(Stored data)
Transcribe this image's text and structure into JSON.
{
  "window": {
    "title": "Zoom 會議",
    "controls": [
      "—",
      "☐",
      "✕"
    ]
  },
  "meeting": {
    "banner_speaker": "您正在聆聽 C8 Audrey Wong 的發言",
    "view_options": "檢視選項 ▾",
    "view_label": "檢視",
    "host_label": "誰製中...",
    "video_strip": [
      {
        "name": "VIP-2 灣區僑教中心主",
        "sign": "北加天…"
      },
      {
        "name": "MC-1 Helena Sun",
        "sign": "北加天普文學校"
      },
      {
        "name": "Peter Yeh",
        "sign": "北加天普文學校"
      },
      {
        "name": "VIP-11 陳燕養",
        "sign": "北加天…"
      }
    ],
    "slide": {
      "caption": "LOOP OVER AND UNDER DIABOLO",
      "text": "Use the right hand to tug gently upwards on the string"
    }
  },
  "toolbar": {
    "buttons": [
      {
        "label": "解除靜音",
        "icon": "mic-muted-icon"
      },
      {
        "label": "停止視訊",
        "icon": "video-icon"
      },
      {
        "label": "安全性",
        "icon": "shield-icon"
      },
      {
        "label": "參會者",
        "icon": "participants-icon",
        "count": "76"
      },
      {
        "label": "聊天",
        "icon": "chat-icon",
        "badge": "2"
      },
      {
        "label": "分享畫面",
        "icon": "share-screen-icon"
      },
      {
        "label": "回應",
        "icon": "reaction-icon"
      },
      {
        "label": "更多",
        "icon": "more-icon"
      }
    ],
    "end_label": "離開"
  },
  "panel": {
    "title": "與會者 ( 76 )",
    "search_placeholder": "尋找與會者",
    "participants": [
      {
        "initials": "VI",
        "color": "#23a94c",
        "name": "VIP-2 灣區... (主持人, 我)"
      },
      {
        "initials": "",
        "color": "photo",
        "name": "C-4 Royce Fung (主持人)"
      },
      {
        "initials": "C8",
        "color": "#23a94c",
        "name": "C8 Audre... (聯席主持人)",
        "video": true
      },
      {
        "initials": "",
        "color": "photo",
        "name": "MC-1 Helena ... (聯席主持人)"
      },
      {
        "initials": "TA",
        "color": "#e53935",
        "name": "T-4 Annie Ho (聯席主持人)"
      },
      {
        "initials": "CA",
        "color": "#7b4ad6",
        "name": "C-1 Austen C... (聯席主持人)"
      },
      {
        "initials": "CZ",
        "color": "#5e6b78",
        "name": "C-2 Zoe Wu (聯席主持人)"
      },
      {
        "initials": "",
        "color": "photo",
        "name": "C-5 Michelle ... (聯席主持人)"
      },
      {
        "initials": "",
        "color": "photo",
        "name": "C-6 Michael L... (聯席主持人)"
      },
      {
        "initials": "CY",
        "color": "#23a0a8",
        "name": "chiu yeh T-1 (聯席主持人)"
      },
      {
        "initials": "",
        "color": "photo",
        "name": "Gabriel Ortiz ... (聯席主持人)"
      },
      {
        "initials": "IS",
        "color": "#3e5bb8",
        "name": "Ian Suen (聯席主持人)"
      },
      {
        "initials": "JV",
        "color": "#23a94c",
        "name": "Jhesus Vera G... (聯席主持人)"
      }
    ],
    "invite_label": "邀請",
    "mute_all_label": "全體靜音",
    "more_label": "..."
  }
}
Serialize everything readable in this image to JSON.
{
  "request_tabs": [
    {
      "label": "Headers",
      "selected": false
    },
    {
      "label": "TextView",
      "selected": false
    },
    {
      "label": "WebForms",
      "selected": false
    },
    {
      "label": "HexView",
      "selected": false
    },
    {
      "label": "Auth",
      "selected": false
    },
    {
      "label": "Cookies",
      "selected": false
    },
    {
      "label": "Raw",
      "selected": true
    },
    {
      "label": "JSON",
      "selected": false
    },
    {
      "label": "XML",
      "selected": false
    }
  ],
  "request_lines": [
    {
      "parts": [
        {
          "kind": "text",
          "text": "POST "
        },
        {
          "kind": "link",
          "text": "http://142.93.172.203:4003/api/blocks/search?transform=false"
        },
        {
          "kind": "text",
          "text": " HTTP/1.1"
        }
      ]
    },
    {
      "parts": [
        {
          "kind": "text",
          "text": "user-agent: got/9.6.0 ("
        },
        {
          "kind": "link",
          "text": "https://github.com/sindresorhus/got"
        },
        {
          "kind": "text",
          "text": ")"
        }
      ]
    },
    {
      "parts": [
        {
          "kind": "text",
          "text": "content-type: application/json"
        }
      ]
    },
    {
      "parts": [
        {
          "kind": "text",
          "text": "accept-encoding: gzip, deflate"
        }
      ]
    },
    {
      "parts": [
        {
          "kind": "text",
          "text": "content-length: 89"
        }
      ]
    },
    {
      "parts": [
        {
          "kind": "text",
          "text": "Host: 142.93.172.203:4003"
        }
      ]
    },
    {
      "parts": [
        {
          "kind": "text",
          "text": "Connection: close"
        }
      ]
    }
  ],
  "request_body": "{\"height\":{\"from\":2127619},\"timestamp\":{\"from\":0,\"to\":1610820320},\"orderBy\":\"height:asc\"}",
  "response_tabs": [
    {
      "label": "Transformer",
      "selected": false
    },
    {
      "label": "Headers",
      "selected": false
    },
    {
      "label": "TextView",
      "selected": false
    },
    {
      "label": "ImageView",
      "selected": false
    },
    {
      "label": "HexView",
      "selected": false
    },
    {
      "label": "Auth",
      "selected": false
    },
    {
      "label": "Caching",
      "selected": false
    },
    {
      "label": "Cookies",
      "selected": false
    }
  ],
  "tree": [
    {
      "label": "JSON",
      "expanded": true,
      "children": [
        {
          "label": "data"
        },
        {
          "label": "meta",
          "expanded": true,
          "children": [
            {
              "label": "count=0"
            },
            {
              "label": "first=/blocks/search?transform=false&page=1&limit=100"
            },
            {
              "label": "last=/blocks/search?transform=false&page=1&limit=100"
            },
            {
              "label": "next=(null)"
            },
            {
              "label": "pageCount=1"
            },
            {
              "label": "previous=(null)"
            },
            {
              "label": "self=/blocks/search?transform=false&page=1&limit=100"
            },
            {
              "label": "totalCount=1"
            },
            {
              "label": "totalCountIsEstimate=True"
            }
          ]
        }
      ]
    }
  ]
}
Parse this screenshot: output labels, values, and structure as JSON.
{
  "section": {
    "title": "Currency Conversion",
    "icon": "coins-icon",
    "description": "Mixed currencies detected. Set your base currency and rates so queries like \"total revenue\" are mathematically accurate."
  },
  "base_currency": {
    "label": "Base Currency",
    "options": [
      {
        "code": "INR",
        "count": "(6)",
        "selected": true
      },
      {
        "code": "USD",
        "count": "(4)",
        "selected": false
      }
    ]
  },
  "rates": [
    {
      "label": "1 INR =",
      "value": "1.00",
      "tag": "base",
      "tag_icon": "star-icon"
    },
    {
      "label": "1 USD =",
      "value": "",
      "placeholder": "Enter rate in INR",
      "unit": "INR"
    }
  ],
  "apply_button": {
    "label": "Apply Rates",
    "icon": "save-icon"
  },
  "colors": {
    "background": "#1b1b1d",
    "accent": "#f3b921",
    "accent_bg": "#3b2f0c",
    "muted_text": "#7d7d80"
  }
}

- [WHAT IS BEING ASKED]
Write all of the records out again exactly.

- [RESULT]
Transcribe this image's text and structure into JSON.
{
  "window": {
    "title": "Zoom 會議",
    "controls": [
      "—",
      "☐",
      "✕"
    ]
  },
  "meeting": {
    "banner_speaker": "您正在聆聽 C8 Audrey Wong 的發言",
    "view_options": "檢視選項 ▾",
    "view_label": "檢視",
    "host_label": "誰製中...",
    "video_strip": [
      {
        "name": "VIP-2 灣區僑教中心主",
        "sign": "北加天…"
      },
      {
        "name": "MC-1 Helena Sun",
        "sign": "北加天普文學校"
      },
      {
        "name": "Peter Yeh",
        "sign": "北加天普文學校"
      },
      {
        "name": "VIP-11 陳燕養",
        "sign": "北加天…"
      }
    ],
    "slide": {
      "caption": "LOOP OVER AND UNDER DIABOLO",
      "text": "Use the right hand to tug gently upwards on the string"
    }
  },
  "toolbar": {
    "buttons": [
      {
        "label": "解除靜音",
        "icon": "mic-muted-icon"
      },
      {
        "label": "停止視訊",
        "icon": "video-icon"
      },
      {
        "label": "安全性",
        "icon": "shield-icon"
      },
      {
        "label": "參會者",
        "icon": "participants-icon",
        "count": "76"
      },
      {
        "label": "聊天",
        "icon": "chat-icon",
        "badge": "2"
      },
      {
        "label": "分享畫面",
        "icon": "share-screen-icon"
      },
      {
        "label": "回應",
        "icon": "reaction-icon"
      },
      {
        "label": "更多",
        "icon": "more-icon"
      }
    ],
    "end_label": "離開"
  },
  "panel": {
    "title": "與會者 ( 76 )",
    "search_placeholder": "尋找與會者",
    "participants": [
      {
        "initials": "VI",
        "color": "#23a94c",
        "name": "VIP-2 灣區... (主持人, 我)"
      },
      {
        "initials": "",
        "color": "photo",
        "name": "C-4 Royce Fung (主持人)"
      },
      {
        "initials": "C8",
        "color": "#23a94c",
        "name": "C8 Audre... (聯席主持人)",
        "video": true
      },
      {
        "initials": "",
        "color": "photo",
        "name": "MC-1 Helena ... (聯席主持人)"
      },
      {
        "initials": "TA",
        "color": "#e53935",
        "name": "T-4 Annie Ho (聯席主持人)"
      },
      {
        "initials": "CA",
        "color": "#7b4ad6",
        "name": "C-1 Austen C... (聯席主持人)"
      },
      {
        "initials": "CZ",
        "color": "#5e6b78",
        "name": "C-2 Zoe Wu (聯席主持人)"
      },
      {
        "initials": "",
        "color": "photo",
        "name": "C-5 Michelle ... (聯席主持人)"
      },
      {
        "initials": "",
        "color": "photo",
        "name": "C-6 Michael L... (聯席主持人)"
      },
      {
        "initials": "CY",
        "color": "#23a0a8",
        "name": "chiu yeh T-1 (聯席主持人)"
      },
      {
        "initials": "",
        "color": "photo",
        "name": "Gabriel Ortiz ... (聯席主持人)"
      },
      {
        "initials": "IS",
        "color": "#3e5bb8",
        "name": "Ian Suen (聯席主持人)"
      },
      {
        "initials": "JV",
        "color": "#23a94c",
        "name": "Jhesus Vera G... (聯席主持人)"
      }
    ],
    "invite_label": "邀請",
    "mute_all_label": "全體靜音",
    "more_label": "..."
  }
}
Serialize everything readable in this image to JSON.
{
  "request_tabs": [
    {
      "label": "Headers",
      "selected": false
    },
    {
      "label": "TextView",
      "selected": false
    },
    {
      "label": "WebForms",
      "selected": false
    },
    {
      "label": "HexView",
      "selected": false
    },
    {
      "label": "Auth",
      "selected": false
    },
    {
      "label": "Cookies",
      "selected": false
    },
    {
      "label": "Raw",
      "selected": true
    },
    {
      "label": "JSON",
      "selected": false
    },
    {
      "label": "XML",
      "selected": false
    }
  ],
  "request_lines": [
    {
      "parts": [
        {
          "kind": "text",
          "text": "POST "
        },
        {
          "kind": "link",
          "text": "http://142.93.172.203:4003/api/blocks/search?transform=false"
        },
        {
          "kind": "text",
          "text": " HTTP/1.1"
        }
      ]
    },
    {
      "parts": [
        {
          "kind": "text",
          "text": "user-agent: got/9.6.0 ("
        },
        {
          "kind": "link",
          "text": "https://github.com/sindresorhus/got"
        },
        {
          "kind": "text",
          "text": ")"
        }
      ]
    },
    {
      "parts": [
        {
          "kind": "text",
          "text": "content-type: application/json"
        }
      ]
    },
    {
      "parts": [
        {
          "kind": "text",
          "text": "accept-encoding: gzip, deflate"
        }
      ]
    },
    {
      "parts": [
        {
          "kind": "text",
          "text": "content-length: 89"
        }
      ]
    },
    {
      "parts": [
        {
          "kind": "text",
          "text": "Host: 142.93.172.203:4003"
        }
      ]
    },
    {
      "parts": [
        {
          "kind": "text",
          "text": "Connection: close"
        }
      ]
    }
  ],
  "request_body": "{\"height\":{\"from\":2127619},\"timestamp\":{\"from\":0,\"to\":1610820320},\"orderBy\":\"height:asc\"}",
  "response_tabs": [
    {
      "label": "Transformer",
      "selected": false
    },
    {
      "label": "Headers",
      "selected": false
    },
    {
      "label": "TextView",
      "selected": false
    },
    {
      "label": "ImageView",
      "selected": false
    },
    {
      "label": "HexView",
      "selected": false
    },
    {
      "label": "Auth",
      "selected": false
    },
    {
      "label": "Caching",
      "selected": false
    },
    {
      "label": "Cookies",
      "selected": false
    }
  ],
  "tree": [
    {
      "label": "JSON",
      "expanded": true,
      "children": [
        {
          "label": "data"
        },
        {
          "label": "meta",
          "expanded": true,
          "children": [
            {
              "label": "count=0"
            },
            {
              "label": "first=/blocks/search?transform=false&page=1&limit=100"
            },
            {
              "label": "last=/blocks/search?transform=false&page=1&limit=100"
            },
            {
              "label": "next=(null)"
            },
            {
              "label": "pageCount=1"
            },
            {
              "label": "previous=(null)"
            },
            {
              "label": "self=/blocks/search?transform=false&page=1&limit=100"
            },
            {
              "label": "totalCount=1"
            },
            {
              "label": "totalCountIsEstimate=True"
            }
          ]
        }
      ]
    }
  ]
}
Parse this screenshot: output labels, values, and structure as JSON.
{
  "section": {
    "title": "Currency Conversion",
    "icon": "coins-icon",
    "description": "Mixed currencies detected. Set your base currency and rates so queries like \"total revenue\" are mathematically accurate."
  },
  "base_currency": {
    "label": "Base Currency",
    "options": [
      {
        "code": "INR",
        "count": "(6)",
        "selected": true
      },
      {
        "code": "USD",
        "count": "(4)",
        "selected": false
      }
    ]
  },
  "rates": [
    {
      "label": "1 INR =",
      "value": "1.00",
      "tag": "base",
      "tag_icon": "star-icon"
    },
    {
      "label": "1 USD =",
      "value": "",
      "placeholder": "Enter rate in INR",
      "unit": "INR"
    }
  ],
  "apply_button": {
    "label": "Apply Rates",
    "icon": "save-icon"
  },
  "colors": {
    "background": "#1b1b1d",
    "accent": "#f3b921",
    "accent_bg": "#3b2f0c",
    "muted_text": "#7d7d80"
  }
}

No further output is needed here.